* What the exercise asks *
Every record, from the first line to the last, needs to be given again exactly.

* Supplied data *
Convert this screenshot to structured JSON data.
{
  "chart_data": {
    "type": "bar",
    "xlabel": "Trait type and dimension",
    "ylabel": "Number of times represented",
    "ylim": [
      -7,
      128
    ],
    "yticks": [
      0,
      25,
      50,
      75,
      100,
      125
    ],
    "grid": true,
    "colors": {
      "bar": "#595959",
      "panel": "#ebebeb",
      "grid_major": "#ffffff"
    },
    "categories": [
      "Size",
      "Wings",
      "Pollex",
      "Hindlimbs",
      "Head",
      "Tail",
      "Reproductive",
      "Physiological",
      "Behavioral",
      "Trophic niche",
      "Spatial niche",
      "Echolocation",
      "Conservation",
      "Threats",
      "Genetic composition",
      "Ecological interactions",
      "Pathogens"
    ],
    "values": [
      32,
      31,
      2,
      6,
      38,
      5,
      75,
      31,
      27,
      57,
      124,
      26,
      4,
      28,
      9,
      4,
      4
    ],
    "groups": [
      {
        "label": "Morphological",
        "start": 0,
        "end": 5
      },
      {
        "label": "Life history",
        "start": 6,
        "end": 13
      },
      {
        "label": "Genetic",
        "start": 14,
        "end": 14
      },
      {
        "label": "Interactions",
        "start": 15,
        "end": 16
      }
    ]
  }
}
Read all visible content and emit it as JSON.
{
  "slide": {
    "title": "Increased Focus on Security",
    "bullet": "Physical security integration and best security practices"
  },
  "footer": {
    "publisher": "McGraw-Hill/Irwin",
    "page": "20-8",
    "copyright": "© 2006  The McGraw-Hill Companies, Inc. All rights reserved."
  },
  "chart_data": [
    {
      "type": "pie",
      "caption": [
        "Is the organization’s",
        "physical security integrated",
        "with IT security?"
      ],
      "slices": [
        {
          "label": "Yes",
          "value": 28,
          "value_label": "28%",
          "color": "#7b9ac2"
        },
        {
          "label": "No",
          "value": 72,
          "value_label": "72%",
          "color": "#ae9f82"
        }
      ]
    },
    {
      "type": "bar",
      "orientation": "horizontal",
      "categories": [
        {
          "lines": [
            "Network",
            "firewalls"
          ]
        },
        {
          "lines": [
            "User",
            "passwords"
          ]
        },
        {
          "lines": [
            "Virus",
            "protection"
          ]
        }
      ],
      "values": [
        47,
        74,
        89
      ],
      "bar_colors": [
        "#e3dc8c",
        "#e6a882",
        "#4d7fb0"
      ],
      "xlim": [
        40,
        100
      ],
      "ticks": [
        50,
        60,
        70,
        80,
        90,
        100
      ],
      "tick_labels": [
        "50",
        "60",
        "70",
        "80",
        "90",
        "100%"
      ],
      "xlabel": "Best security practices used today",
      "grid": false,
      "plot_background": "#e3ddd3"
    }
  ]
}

* Result below *
Convert this screenshot to structured JSON data.
{
  "chart_data": {
    "type": "bar",
    "xlabel": "Trait type and dimension",
    "ylabel": "Number of times represented",
    "ylim": [
      -7,
      128
    ],
    "yticks": [
      0,
      25,
      50,
      75,
      100,
      125
    ],
    "grid": true,
    "colors": {
      "bar": "#595959",
      "panel": "#ebebeb",
      "grid_major": "#ffffff"
    },
    "categories": [
      "Size",
      "Wings",
      "Pollex",
      "Hindlimbs",
      "Head",
      "Tail",
      "Reproductive",
      "Physiological",
      "Behavioral",
      "Trophic niche",
      "Spatial niche",
      "Echolocation",
      "Conservation",
      "Threats",
      "Genetic composition",
      "Ecological interactions",
      "Pathogens"
    ],
    "values": [
      32,
      31,
      2,
      6,
      38,
      5,
      75,
      31,
      27,
      57,
      124,
      26,
      4,
      28,
      9,
      4,
      4
    ],
    "groups": [
      {
        "label": "Morphological",
        "start": 0,
        "end": 5
      },
      {
        "label": "Life history",
        "start": 6,
        "end": 13
      },
      {
        "label": "Genetic",
        "start": 14,
        "end": 14
      },
      {
        "label": "Interactions",
        "start": 15,
        "end": 16
      }
    ]
  }
}
Read all visible content and emit it as JSON.
{
  "slide": {
    "title": "Increased Focus on Security",
    "bullet": "Physical security integration and best security practices"
  },
  "footer": {
    "publisher": "McGraw-Hill/Irwin",
    "page": "20-8",
    "copyright": "© 2006  The McGraw-Hill Companies, Inc. All rights reserved."
  },
  "chart_data": [
    {
      "type": "pie",
      "caption": [
        "Is the organization’s",
        "physical security integrated",
        "with IT security?"
      ],
      "slices": [
        {
          "label": "Yes",
          "value": 28,
          "value_label": "28%",
          "color": "#7b9ac2"
        },
        {
          "label": "No",
          "value": 72,
          "value_label": "72%",
          "color": "#ae9f82"
        }
      ]
    },
    {
      "type": "bar",
      "orientation": "horizontal",
      "categories": [
        {
          "lines": [
            "Network",
            "firewalls"
          ]
        },
        {
          "lines": [
            "User",
            "passwords"
          ]
        },
        {
          "lines": [
            "Virus",
            "protection"
          ]
        }
      ],
      "values": [
        47,
        74,
        89
      ],
      "bar_colors": [
        "#e3dc8c",
        "#e6a882",
        "#4d7fb0"
      ],
      "xlim": [
        40,
        100
      ],
      "ticks": [
        50,
        60,
        70,
        80,
        90,
        100
      ],
      "tick_labels": [
        "50",
        "60",
        "70",
        "80",
        "90",
        "100%"
      ],
      "xlabel": "Best security practices used today",
      "grid": false,
      "plot_background": "#e3ddd3"
    }
  ]
}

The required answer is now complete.